**EXERCISE BRIEF:** Going through the material below, please gather all lines with the word "this" in them.

start TASK INPUT

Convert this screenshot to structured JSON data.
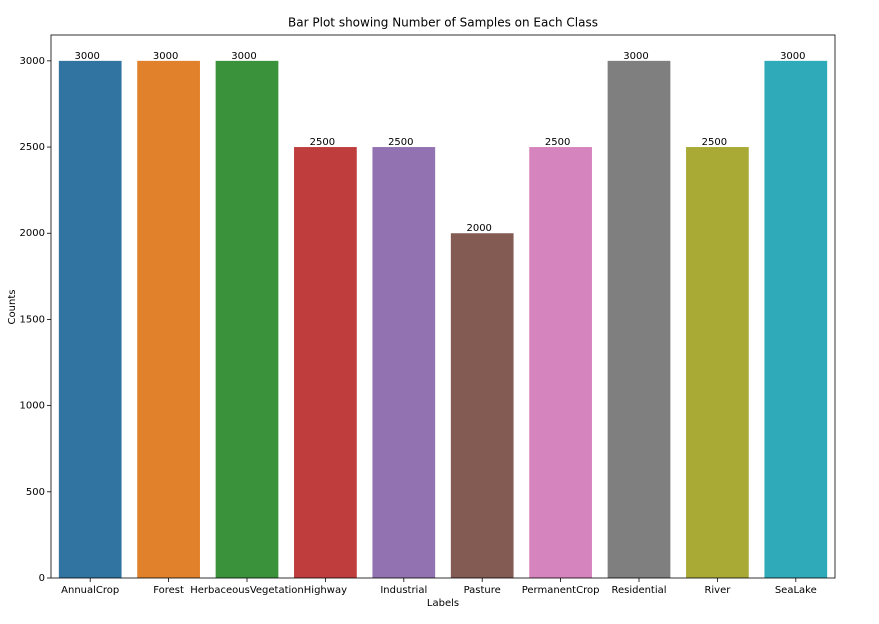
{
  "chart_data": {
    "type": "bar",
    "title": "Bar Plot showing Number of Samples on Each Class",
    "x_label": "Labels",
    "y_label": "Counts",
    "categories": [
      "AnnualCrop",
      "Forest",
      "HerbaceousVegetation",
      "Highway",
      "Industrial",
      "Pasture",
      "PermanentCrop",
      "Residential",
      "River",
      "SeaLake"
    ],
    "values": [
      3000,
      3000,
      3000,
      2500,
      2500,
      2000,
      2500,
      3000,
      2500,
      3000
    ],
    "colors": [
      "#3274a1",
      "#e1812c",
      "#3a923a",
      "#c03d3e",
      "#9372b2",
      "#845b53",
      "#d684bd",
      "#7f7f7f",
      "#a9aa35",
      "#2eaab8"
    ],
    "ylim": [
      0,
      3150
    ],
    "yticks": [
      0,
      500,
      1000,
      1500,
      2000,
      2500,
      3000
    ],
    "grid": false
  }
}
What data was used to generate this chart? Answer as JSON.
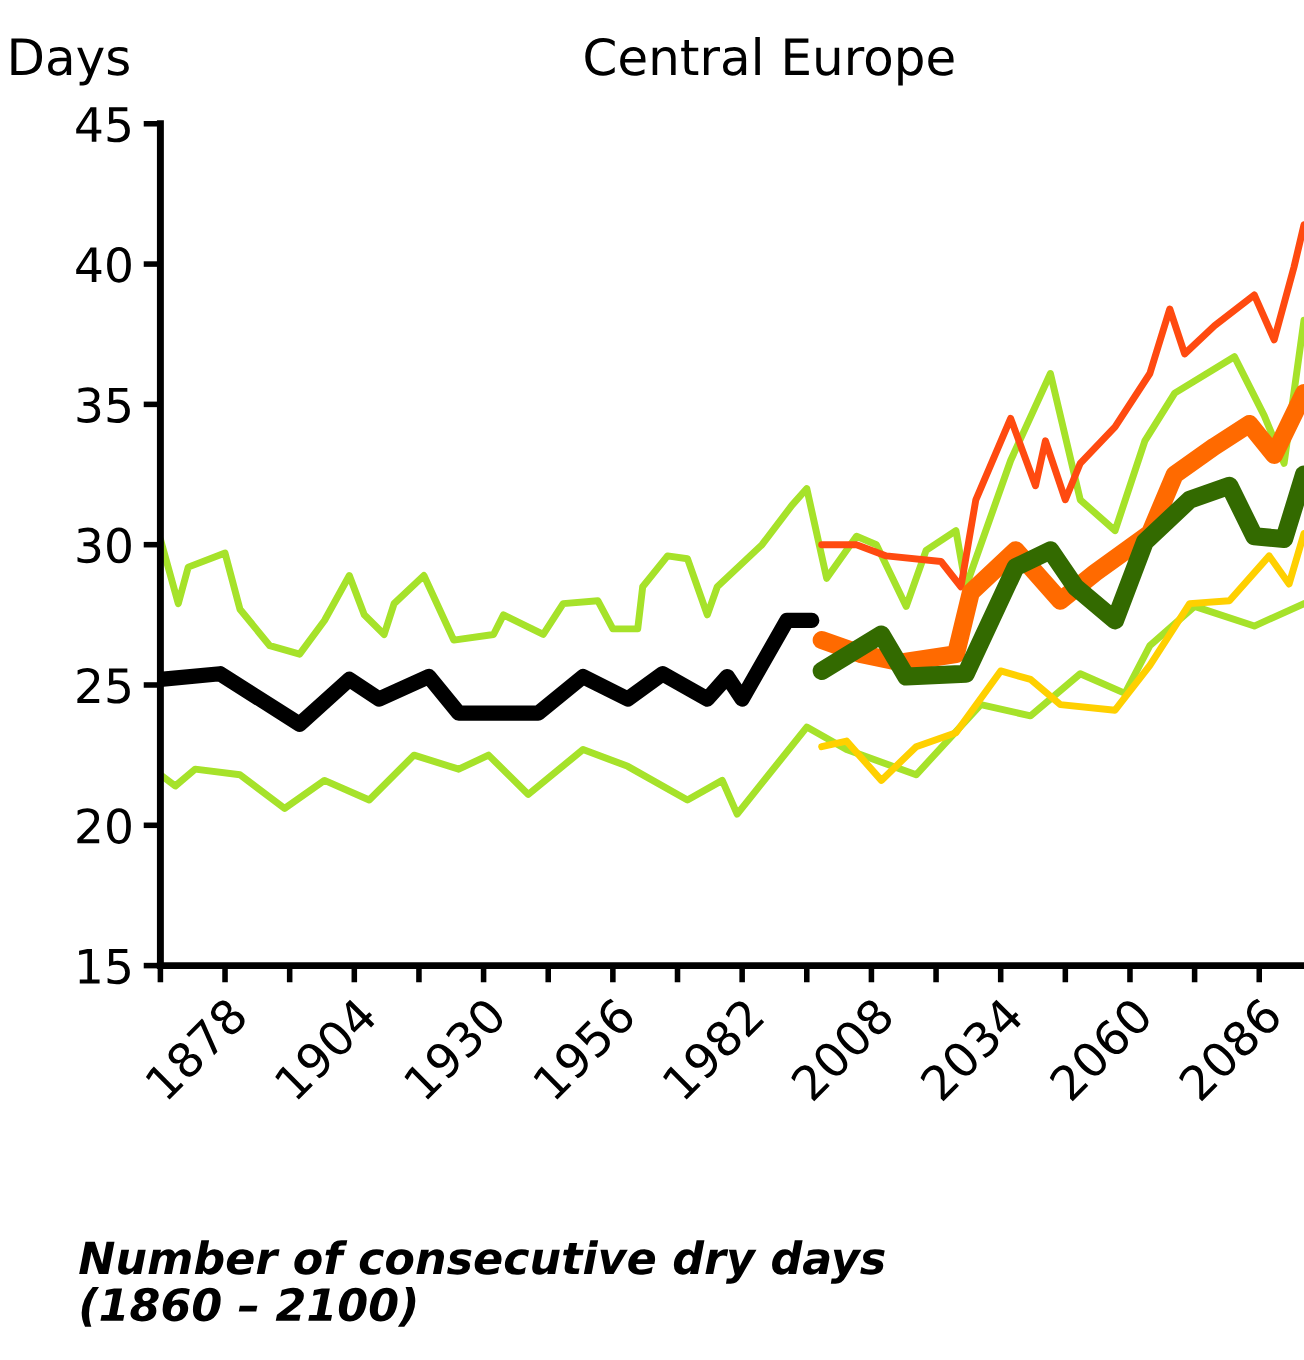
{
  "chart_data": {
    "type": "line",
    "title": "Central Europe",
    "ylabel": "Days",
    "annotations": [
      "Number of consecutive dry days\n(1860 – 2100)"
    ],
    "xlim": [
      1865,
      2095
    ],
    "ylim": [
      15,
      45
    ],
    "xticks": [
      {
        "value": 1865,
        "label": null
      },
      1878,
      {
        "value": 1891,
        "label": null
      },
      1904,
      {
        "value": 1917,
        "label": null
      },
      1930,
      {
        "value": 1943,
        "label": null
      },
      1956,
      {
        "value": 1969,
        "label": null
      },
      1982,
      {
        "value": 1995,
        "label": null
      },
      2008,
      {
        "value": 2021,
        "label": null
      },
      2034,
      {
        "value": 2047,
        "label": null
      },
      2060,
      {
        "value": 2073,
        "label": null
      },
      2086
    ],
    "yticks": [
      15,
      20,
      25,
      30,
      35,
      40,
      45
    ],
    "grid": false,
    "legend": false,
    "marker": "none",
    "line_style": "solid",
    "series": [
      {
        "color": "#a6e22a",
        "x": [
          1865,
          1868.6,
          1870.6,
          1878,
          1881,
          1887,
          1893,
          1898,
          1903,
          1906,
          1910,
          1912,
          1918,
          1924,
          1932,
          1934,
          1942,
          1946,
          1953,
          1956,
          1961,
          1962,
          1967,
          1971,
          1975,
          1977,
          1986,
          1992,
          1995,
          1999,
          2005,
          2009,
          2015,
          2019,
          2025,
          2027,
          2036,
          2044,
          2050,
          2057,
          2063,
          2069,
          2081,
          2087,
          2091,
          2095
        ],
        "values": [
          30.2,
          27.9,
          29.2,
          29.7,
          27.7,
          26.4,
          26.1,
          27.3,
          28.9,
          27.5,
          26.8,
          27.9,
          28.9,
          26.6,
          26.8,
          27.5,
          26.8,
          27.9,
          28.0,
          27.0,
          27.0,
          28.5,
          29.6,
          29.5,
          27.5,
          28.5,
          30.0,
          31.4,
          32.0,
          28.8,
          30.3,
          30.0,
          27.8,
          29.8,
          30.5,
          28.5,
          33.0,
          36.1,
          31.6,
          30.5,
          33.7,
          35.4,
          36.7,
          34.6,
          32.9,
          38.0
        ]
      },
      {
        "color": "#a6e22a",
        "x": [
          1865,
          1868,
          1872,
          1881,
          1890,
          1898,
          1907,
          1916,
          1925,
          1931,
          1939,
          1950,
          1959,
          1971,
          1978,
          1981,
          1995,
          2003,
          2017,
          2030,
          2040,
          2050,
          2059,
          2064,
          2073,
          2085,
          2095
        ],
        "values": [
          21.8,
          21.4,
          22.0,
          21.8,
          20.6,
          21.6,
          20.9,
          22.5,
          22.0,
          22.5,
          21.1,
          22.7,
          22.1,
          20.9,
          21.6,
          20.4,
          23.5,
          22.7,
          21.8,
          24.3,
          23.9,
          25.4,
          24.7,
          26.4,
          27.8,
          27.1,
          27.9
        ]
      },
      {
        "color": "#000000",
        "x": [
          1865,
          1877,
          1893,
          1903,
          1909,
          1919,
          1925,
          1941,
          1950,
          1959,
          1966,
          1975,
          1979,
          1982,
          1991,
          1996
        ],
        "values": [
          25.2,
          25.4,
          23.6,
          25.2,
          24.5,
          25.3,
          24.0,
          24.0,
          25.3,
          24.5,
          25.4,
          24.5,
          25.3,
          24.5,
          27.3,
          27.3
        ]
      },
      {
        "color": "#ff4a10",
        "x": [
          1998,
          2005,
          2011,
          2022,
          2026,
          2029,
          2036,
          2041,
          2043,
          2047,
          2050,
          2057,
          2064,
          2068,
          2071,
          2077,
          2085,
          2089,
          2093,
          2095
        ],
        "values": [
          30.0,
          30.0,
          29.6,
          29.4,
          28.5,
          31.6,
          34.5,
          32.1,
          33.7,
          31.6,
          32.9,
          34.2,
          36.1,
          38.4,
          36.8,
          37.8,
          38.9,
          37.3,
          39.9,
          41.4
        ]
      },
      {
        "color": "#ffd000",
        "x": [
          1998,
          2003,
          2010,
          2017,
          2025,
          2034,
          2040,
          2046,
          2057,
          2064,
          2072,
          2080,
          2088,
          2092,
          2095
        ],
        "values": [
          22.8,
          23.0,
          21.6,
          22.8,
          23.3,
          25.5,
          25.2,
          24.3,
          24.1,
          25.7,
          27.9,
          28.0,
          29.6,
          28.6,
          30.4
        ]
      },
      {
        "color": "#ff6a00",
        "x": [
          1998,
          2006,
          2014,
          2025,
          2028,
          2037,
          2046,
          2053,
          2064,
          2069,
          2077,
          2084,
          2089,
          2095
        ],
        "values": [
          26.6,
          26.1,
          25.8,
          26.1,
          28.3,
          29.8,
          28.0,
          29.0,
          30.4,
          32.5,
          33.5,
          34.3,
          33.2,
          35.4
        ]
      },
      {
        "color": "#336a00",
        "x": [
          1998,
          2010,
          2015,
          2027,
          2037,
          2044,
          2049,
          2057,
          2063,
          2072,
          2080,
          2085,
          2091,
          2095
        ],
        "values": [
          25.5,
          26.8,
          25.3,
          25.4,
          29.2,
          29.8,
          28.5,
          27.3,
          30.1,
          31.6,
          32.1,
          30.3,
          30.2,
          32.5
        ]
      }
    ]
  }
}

end TASK INPUT
start TASK INPUT

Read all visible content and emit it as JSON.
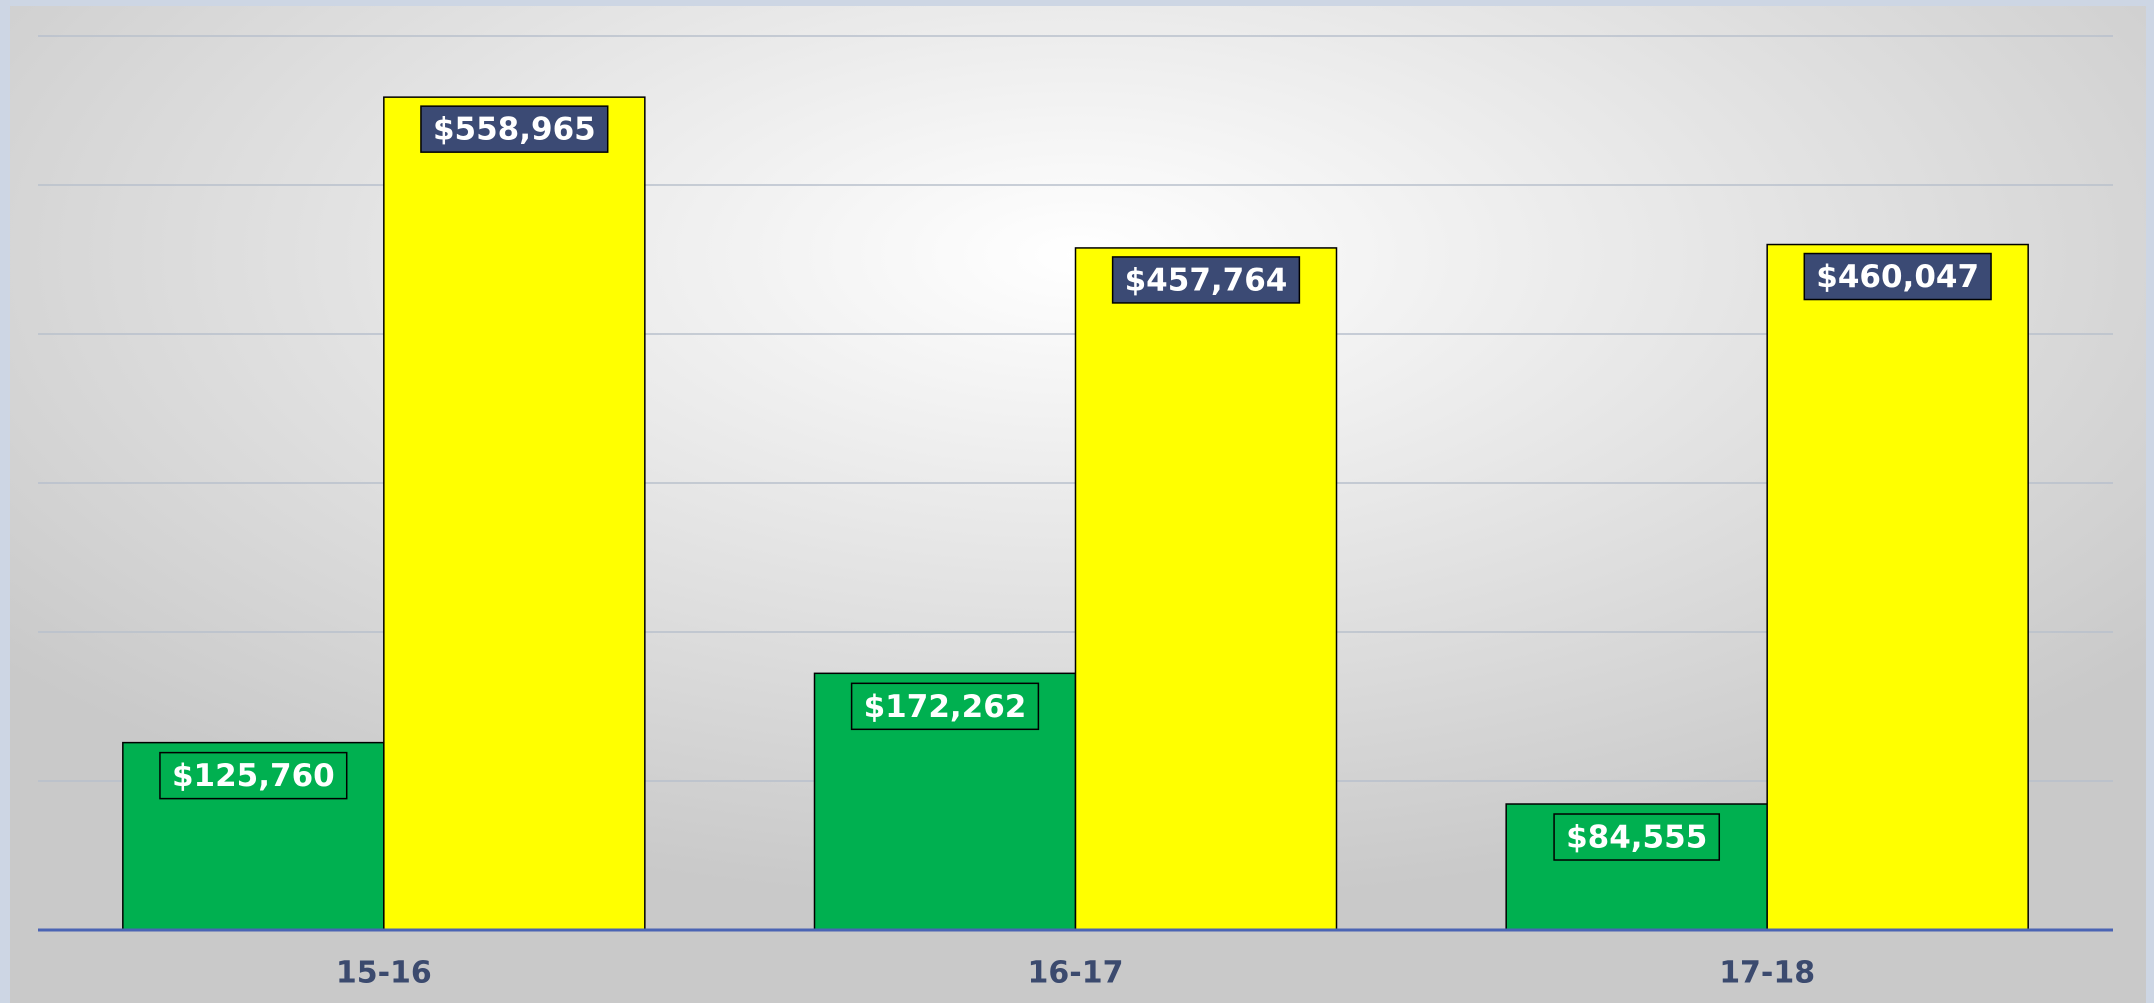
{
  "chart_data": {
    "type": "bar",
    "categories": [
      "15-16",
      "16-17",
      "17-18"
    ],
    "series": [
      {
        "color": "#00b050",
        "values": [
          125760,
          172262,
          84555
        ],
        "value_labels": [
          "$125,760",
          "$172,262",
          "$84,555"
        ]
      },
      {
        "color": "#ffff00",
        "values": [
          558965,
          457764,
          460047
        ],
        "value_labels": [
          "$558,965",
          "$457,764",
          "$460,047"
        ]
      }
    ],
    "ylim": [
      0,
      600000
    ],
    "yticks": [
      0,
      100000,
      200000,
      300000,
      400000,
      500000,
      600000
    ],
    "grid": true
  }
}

end TASK INPUT

**REPLY TO THE TASK:**
Convert this screenshot to structured JSON data.
What data was used to generate this chart? Answer as JSON.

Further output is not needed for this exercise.